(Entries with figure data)
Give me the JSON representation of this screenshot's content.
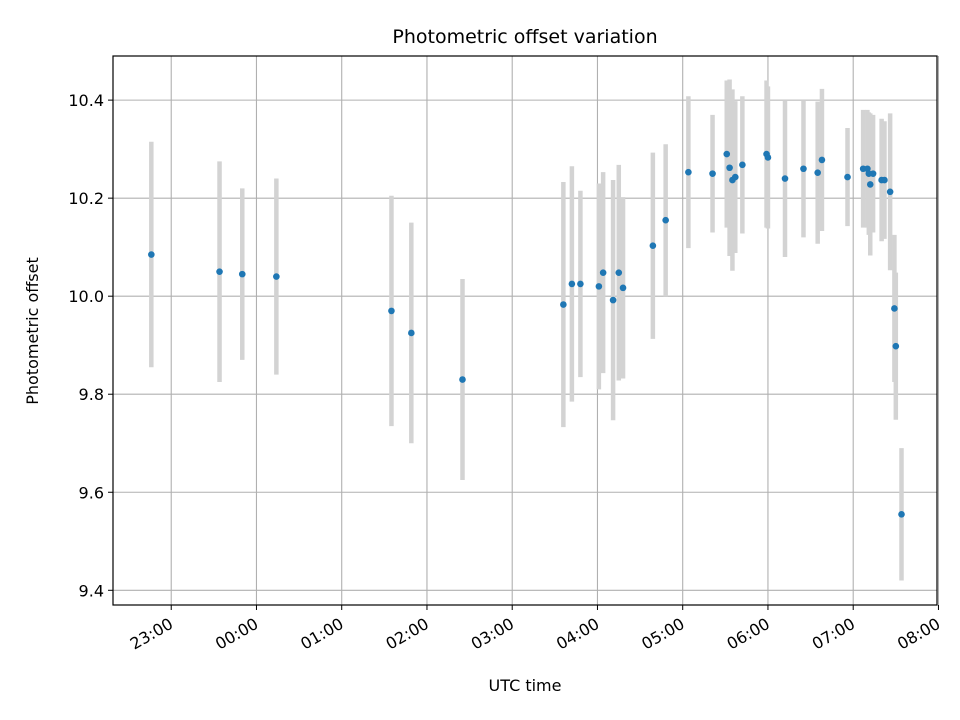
{
  "chart_data": {
    "type": "scatter",
    "title": "Photometric offset variation",
    "xlabel": "UTC time",
    "ylabel": "Photometric offset",
    "x_ticks": [
      "23:00",
      "00:00",
      "01:00",
      "02:00",
      "03:00",
      "04:00",
      "05:00",
      "06:00",
      "07:00",
      "08:00"
    ],
    "y_ticks": [
      "9.4",
      "9.6",
      "9.8",
      "10.0",
      "10.2",
      "10.4"
    ],
    "xlim_hours_from_2300": [
      -0.683,
      8.983
    ],
    "ylim": [
      9.37,
      10.49
    ],
    "grid": true,
    "colors": {
      "point": "#1f77b4",
      "errorbar": "#d3d3d3",
      "grid": "#b0b0b0"
    },
    "points": [
      {
        "time": "22:46",
        "y": 10.085,
        "err": 0.23
      },
      {
        "time": "23:34",
        "y": 10.05,
        "err": 0.225
      },
      {
        "time": "23:50",
        "y": 10.045,
        "err": 0.175
      },
      {
        "time": "00:14",
        "y": 10.04,
        "err": 0.2
      },
      {
        "time": "01:35",
        "y": 9.97,
        "err": 0.235
      },
      {
        "time": "01:49",
        "y": 9.925,
        "err": 0.225
      },
      {
        "time": "02:25",
        "y": 9.83,
        "err": 0.205
      },
      {
        "time": "03:36",
        "y": 9.983,
        "err": 0.25
      },
      {
        "time": "03:42",
        "y": 10.025,
        "err": 0.24
      },
      {
        "time": "03:48",
        "y": 10.025,
        "err": 0.19
      },
      {
        "time": "04:01",
        "y": 10.02,
        "err": 0.21
      },
      {
        "time": "04:04",
        "y": 10.048,
        "err": 0.205
      },
      {
        "time": "04:11",
        "y": 9.992,
        "err": 0.245
      },
      {
        "time": "04:15",
        "y": 10.048,
        "err": 0.22
      },
      {
        "time": "04:18",
        "y": 10.017,
        "err": 0.185
      },
      {
        "time": "04:39",
        "y": 10.103,
        "err": 0.19
      },
      {
        "time": "04:48",
        "y": 10.155,
        "err": 0.155
      },
      {
        "time": "05:04",
        "y": 10.253,
        "err": 0.155
      },
      {
        "time": "05:21",
        "y": 10.25,
        "err": 0.12
      },
      {
        "time": "05:31",
        "y": 10.29,
        "err": 0.15
      },
      {
        "time": "05:33",
        "y": 10.262,
        "err": 0.18
      },
      {
        "time": "05:35",
        "y": 10.237,
        "err": 0.185
      },
      {
        "time": "05:37",
        "y": 10.243,
        "err": 0.155
      },
      {
        "time": "05:42",
        "y": 10.268,
        "err": 0.14
      },
      {
        "time": "05:59",
        "y": 10.29,
        "err": 0.15
      },
      {
        "time": "06:00",
        "y": 10.283,
        "err": 0.145
      },
      {
        "time": "06:12",
        "y": 10.24,
        "err": 0.16
      },
      {
        "time": "06:25",
        "y": 10.26,
        "err": 0.14
      },
      {
        "time": "06:35",
        "y": 10.252,
        "err": 0.145
      },
      {
        "time": "06:38",
        "y": 10.278,
        "err": 0.145
      },
      {
        "time": "06:56",
        "y": 10.243,
        "err": 0.1
      },
      {
        "time": "07:07",
        "y": 10.26,
        "err": 0.12
      },
      {
        "time": "07:10",
        "y": 10.26,
        "err": 0.12
      },
      {
        "time": "07:11",
        "y": 10.25,
        "err": 0.125
      },
      {
        "time": "07:12",
        "y": 10.228,
        "err": 0.145
      },
      {
        "time": "07:14",
        "y": 10.25,
        "err": 0.12
      },
      {
        "time": "07:20",
        "y": 10.237,
        "err": 0.125
      },
      {
        "time": "07:22",
        "y": 10.237,
        "err": 0.12
      },
      {
        "time": "07:26",
        "y": 10.213,
        "err": 0.16
      },
      {
        "time": "07:29",
        "y": 9.975,
        "err": 0.15
      },
      {
        "time": "07:30",
        "y": 9.898,
        "err": 0.15
      },
      {
        "time": "07:34",
        "y": 9.555,
        "err": 0.135
      }
    ]
  }
}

## WHAT TO WORK ON
Where a line above contains the string "Photometric", copy that line.

## RIGHT ANSWER
    "title": "Photometric offset variation",
    "ylabel": "Photometric offset",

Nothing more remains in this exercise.